======== EXTRACT ========
It would also be useful to note what TDL itself prefers / uses. e.g. Managing expectations - format to your liking, make a change in TDL, you will get {xyz [tidy settings equivalent} when you get back in.
|
|
|
|
|
.Feels to me like an AUTHOR / MAINTAINER / MAINTAINEDBY list attribute would be useful.
Not precisely sure whether it should be a simple field, e.g. "Dan G.", or multi-line (much like an e-mail signature) where address, e-mail, web-site, etc. could be entered. Much like a CONTACT field, I suppose.
If you look at a file's properties in windows explorer, other candidate fields present themselves for consideration.
- is the (windows) file metadata available to a stylesheet? i.e. Present outside the internal schema of the actual file contents / apps control?
Are there standards for file properties? I can't help but think of Exif, XMP, or IPTC metadata (IPTC Information Interchange Model) for images? (Better than re-inventing the wheel.)
.
|
|
|
|
|
.
How could a single list record be extracted in a stylesheet, then excluded from later 'all' processing?
- e.g. search for task title 'MAINTAINER' (category METADATA?), take the title of the next (sub-)task for actual value?
Such would make the concept user-extensible / not something Dan would have to maintain at every turn. In essence, custom list level fields.
Actually, a single task title = METADATA, with however many sub-tasks with one element per 'pair' would make some sense?
Sample stylesheet?
.
======== RECORD EXCERPTS ========
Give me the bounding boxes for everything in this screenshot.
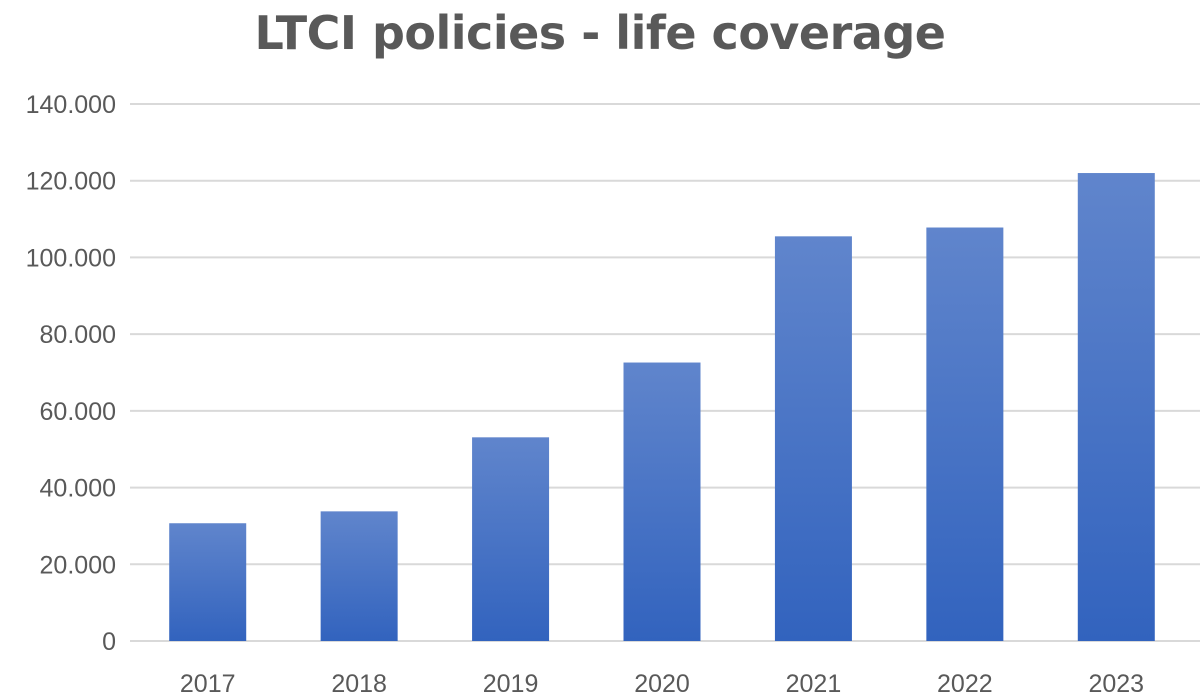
========
======== RECORD EXCERPTS ========
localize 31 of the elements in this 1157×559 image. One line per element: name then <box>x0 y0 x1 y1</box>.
========
** EXERCISE REQUIREMENTS **
A. Which image metadata standards does the forum post on list metadata name as models for file properties?
B. Write out the forum post on list metadata from "Not precisely sure" to "later 'all' processing?".
C. Continue the forum post on list metadata from its last sentence.

** RESULTS IN ORDER **
A. Exif, XMP, and IPTC (the IPTC Information Interchange Model).

B.
Not precisely sure whether it should be a simple field, e.g. "Dan G.", or multi-line (much like an e-mail signature) where address, e-mail, web-site, etc. could be entered. Much like a CONTACT field, I suppose.
If you look at a file's properties in windows explorer, other candidate fields present themselves for consideration.
- is the (windows) file metadata available to a stylesheet? i.e. Present outside the internal schema of the actual file contents / apps control?
Are there standards for file properties? I can't help but think of Exif, XMP, or IPTC metadata (IPTC Information Interchange Model) for images? (Better than re-inventing the wheel.)
.
|
|
|
|
|
.
How could a single list record be extracted in a stylesheet, then excluded from later 'all' processing?

C.
|
|
|
|
|
TDL actually already supports tasklist-level metadata, the design intention being to allow importers (and other plugins) to embed domain-specific info in the tasklist which they could later read when exporting.
Same goes for tasks. The possible uses I considered would allow a mind-map plugin to store coordinate information, or a database plugin to store table-row keys (I'm currently working on an ODBC plugin).
The format (which I wasn't expecting to reveal) is:
<METADATA>
<KEY1>VALUE1</KEY1>
<KEY2>VALUE2</KEY2>
...
</METADATA>
Might be worth having a play with...
|
|
|
|
|
(Aspect 1)
"(I'm currently working on an ODBC plugin)."
Does that mean you think the tdl database can be rendered in a structured form / relational database?
i.e. Possible to migrate away from xml in the future?
I ask / all I'm thinking here is there is a bevy of 3rd party tools surrounding most databases, and an apparent dearth of popularly comprehensible tools for xml.
Easy example, csv - from dbf a long solved problem. But you/someone had to write a similar xml to csv xsl, 'reinventing that wheel.'
If output is a sore point for tdl (and we all live and work in team / group environments), and if 'report writers' off other database sources is a solved problem, then changing underlying database ties you into those already solved problems and ecosystems.
What I don't know is whether the inherent self-referent / reentrant nature of the data (sub-tasks) is even possible in other underlying database forms.
|
|
|
|
|
_BS_ wrote: i.e. Possible to migrate away from xml in the future? I've no plans to do this (unfortunately for you ) which is why it's a plugin, but I can definitely understand that people may prefer a more centralised data storage system. We'll have to see how it turns out in practice.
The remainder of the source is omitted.